(Data items)

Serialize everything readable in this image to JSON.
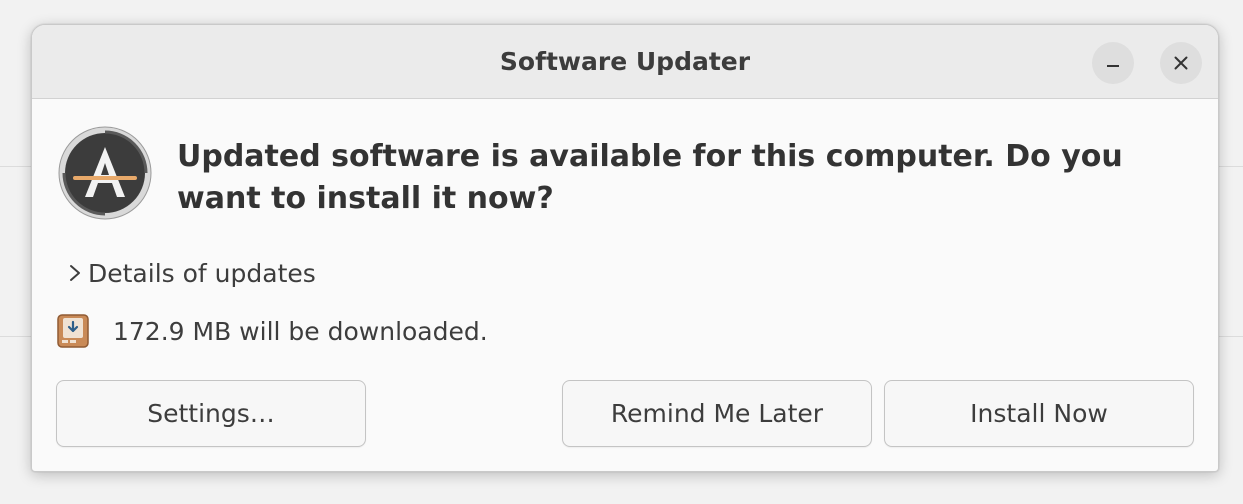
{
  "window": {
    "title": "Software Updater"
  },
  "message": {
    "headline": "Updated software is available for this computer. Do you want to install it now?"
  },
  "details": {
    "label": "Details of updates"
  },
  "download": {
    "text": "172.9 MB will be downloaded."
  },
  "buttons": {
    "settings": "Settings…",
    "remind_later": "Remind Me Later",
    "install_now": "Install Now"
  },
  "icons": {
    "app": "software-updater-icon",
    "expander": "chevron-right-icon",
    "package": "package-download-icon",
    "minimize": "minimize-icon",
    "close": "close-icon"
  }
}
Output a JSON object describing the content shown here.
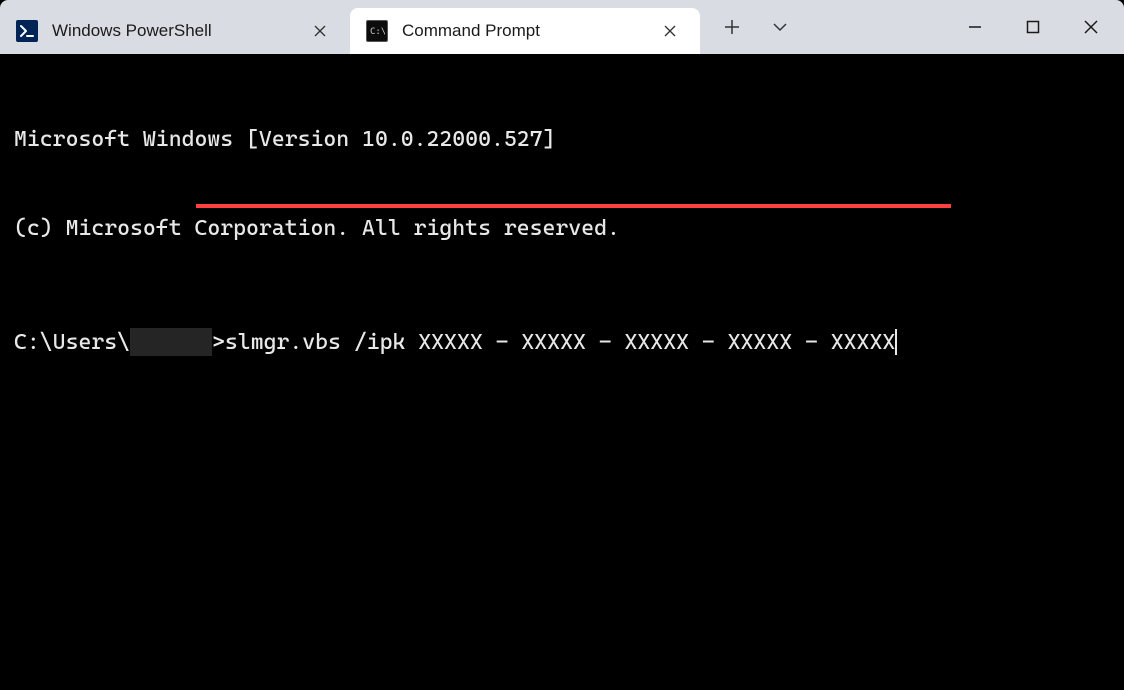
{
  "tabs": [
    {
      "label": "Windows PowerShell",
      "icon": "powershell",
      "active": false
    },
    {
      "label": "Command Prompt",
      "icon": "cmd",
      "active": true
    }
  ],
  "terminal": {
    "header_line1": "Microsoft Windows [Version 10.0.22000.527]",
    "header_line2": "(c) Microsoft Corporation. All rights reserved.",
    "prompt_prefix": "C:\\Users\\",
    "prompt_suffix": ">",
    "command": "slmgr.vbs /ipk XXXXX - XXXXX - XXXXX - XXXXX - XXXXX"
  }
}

**THE EXERCISE**
How many of the listing's lines contain "Microsoft"? Respond with a single number and nothing else.

**WRITTEN RESPONSE**
2